Instruction:
Repeat each entry as written and leave the images out of the copy.
[start of Record set]
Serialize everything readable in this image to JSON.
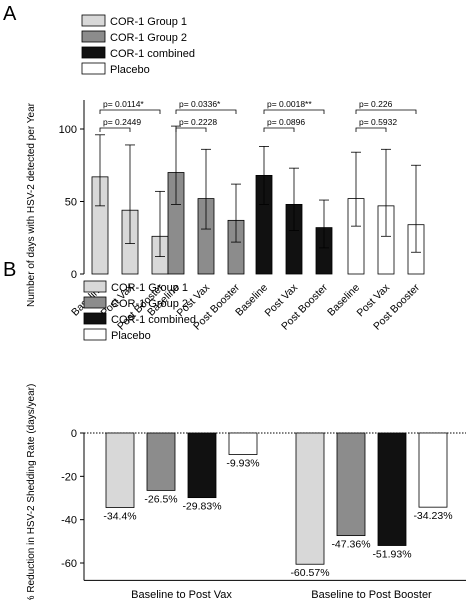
{
  "colors": {
    "group1": "#d8d8d8",
    "group2": "#8c8c8c",
    "combined": "#111111",
    "placebo": "#ffffff",
    "stroke": "#000000"
  },
  "chart_data": [
    {
      "panel_label": "A",
      "type": "bar",
      "ylabel": "Number of days with HSV-2 detected per Year",
      "ylim": [
        0,
        120
      ],
      "yticks": [
        0,
        50,
        100
      ],
      "legend_placement": "top-center",
      "legend": [
        "COR-1 Group 1",
        "COR-1 Group 2",
        "COR-1 combined",
        "Placebo"
      ],
      "categories": [
        "Baseline",
        "Post Vax",
        "Post Booster"
      ],
      "series": [
        {
          "name": "COR-1 Group 1",
          "color_key": "group1",
          "values": [
            67,
            44,
            26
          ],
          "err_low": [
            47,
            21,
            12
          ],
          "err_high": [
            96,
            89,
            57
          ],
          "pvalues": [
            "p= 0.2449",
            "p= 0.0114*"
          ]
        },
        {
          "name": "COR-1 Group 2",
          "color_key": "group2",
          "values": [
            70,
            52,
            37
          ],
          "err_low": [
            48,
            31,
            22
          ],
          "err_high": [
            102,
            86,
            62
          ],
          "pvalues": [
            "p= 0.2228",
            "p= 0.0336*"
          ]
        },
        {
          "name": "COR-1 combined",
          "color_key": "combined",
          "values": [
            68,
            48,
            32
          ],
          "err_low": [
            48,
            30,
            18
          ],
          "err_high": [
            88,
            73,
            51
          ],
          "pvalues": [
            "p= 0.0896",
            "p= 0.0018**"
          ]
        },
        {
          "name": "Placebo",
          "color_key": "placebo",
          "values": [
            52,
            47,
            34
          ],
          "err_low": [
            33,
            26,
            15
          ],
          "err_high": [
            84,
            86,
            75
          ],
          "pvalues": [
            "p= 0.5932",
            "p= 0.226"
          ]
        }
      ]
    },
    {
      "panel_label": "B",
      "type": "bar",
      "ylabel": "% Reduction in HSV-2 Shedding Rate (days/year)",
      "ylim": [
        -68,
        0
      ],
      "yticks": [
        0,
        -20,
        -40,
        -60
      ],
      "legend_placement": "top-left",
      "legend": [
        "COR-1 Group 1",
        "COR-1 Group 2",
        "COR-1 combined",
        "Placebo"
      ],
      "categories": [
        "Baseline to Post Vax",
        "Baseline to Post Booster"
      ],
      "series": [
        {
          "name": "COR-1 Group 1",
          "color_key": "group1",
          "values": [
            -34.4,
            -60.57
          ],
          "labels": [
            "-34.4%",
            "-60.57%"
          ]
        },
        {
          "name": "COR-1 Group 2",
          "color_key": "group2",
          "values": [
            -26.5,
            -47.36
          ],
          "labels": [
            "-26.5%",
            "-47.36%"
          ]
        },
        {
          "name": "COR-1 combined",
          "color_key": "combined",
          "values": [
            -29.83,
            -51.93
          ],
          "labels": [
            "-29.83%",
            "-51.93%"
          ]
        },
        {
          "name": "Placebo",
          "color_key": "placebo",
          "values": [
            -9.93,
            -34.23
          ],
          "labels": [
            "-9.93%",
            "-34.23%"
          ]
        }
      ]
    }
  ]
}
[end of Record set]
Result of the exercise:
Serialize everything readable in this image to JSON.
{
  "colors": {
    "group1": "#d8d8d8",
    "group2": "#8c8c8c",
    "combined": "#111111",
    "placebo": "#ffffff",
    "stroke": "#000000"
  },
  "chart_data": [
    {
      "panel_label": "A",
      "type": "bar",
      "ylabel": "Number of days with HSV-2 detected per Year",
      "ylim": [
        0,
        120
      ],
      "yticks": [
        0,
        50,
        100
      ],
      "legend_placement": "top-center",
      "legend": [
        "COR-1 Group 1",
        "COR-1 Group 2",
        "COR-1 combined",
        "Placebo"
      ],
      "categories": [
        "Baseline",
        "Post Vax",
        "Post Booster"
      ],
      "series": [
        {
          "name": "COR-1 Group 1",
          "color_key": "group1",
          "values": [
            67,
            44,
            26
          ],
          "err_low": [
            47,
            21,
            12
          ],
          "err_high": [
            96,
            89,
            57
          ],
          "pvalues": [
            "p= 0.2449",
            "p= 0.0114*"
          ]
        },
        {
          "name": "COR-1 Group 2",
          "color_key": "group2",
          "values": [
            70,
            52,
            37
          ],
          "err_low": [
            48,
            31,
            22
          ],
          "err_high": [
            102,
            86,
            62
          ],
          "pvalues": [
            "p= 0.2228",
            "p= 0.0336*"
          ]
        },
        {
          "name": "COR-1 combined",
          "color_key": "combined",
          "values": [
            68,
            48,
            32
          ],
          "err_low": [
            48,
            30,
            18
          ],
          "err_high": [
            88,
            73,
            51
          ],
          "pvalues": [
            "p= 0.0896",
            "p= 0.0018**"
          ]
        },
        {
          "name": "Placebo",
          "color_key": "placebo",
          "values": [
            52,
            47,
            34
          ],
          "err_low": [
            33,
            26,
            15
          ],
          "err_high": [
            84,
            86,
            75
          ],
          "pvalues": [
            "p= 0.5932",
            "p= 0.226"
          ]
        }
      ]
    },
    {
      "panel_label": "B",
      "type": "bar",
      "ylabel": "% Reduction in HSV-2 Shedding Rate (days/year)",
      "ylim": [
        -68,
        0
      ],
      "yticks": [
        0,
        -20,
        -40,
        -60
      ],
      "legend_placement": "top-left",
      "legend": [
        "COR-1 Group 1",
        "COR-1 Group 2",
        "COR-1 combined",
        "Placebo"
      ],
      "categories": [
        "Baseline to Post Vax",
        "Baseline to Post Booster"
      ],
      "series": [
        {
          "name": "COR-1 Group 1",
          "color_key": "group1",
          "values": [
            -34.4,
            -60.57
          ],
          "labels": [
            "-34.4%",
            "-60.57%"
          ]
        },
        {
          "name": "COR-1 Group 2",
          "color_key": "group2",
          "values": [
            -26.5,
            -47.36
          ],
          "labels": [
            "-26.5%",
            "-47.36%"
          ]
        },
        {
          "name": "COR-1 combined",
          "color_key": "combined",
          "values": [
            -29.83,
            -51.93
          ],
          "labels": [
            "-29.83%",
            "-51.93%"
          ]
        },
        {
          "name": "Placebo",
          "color_key": "placebo",
          "values": [
            -9.93,
            -34.23
          ],
          "labels": [
            "-9.93%",
            "-34.23%"
          ]
        }
      ]
    }
  ]
}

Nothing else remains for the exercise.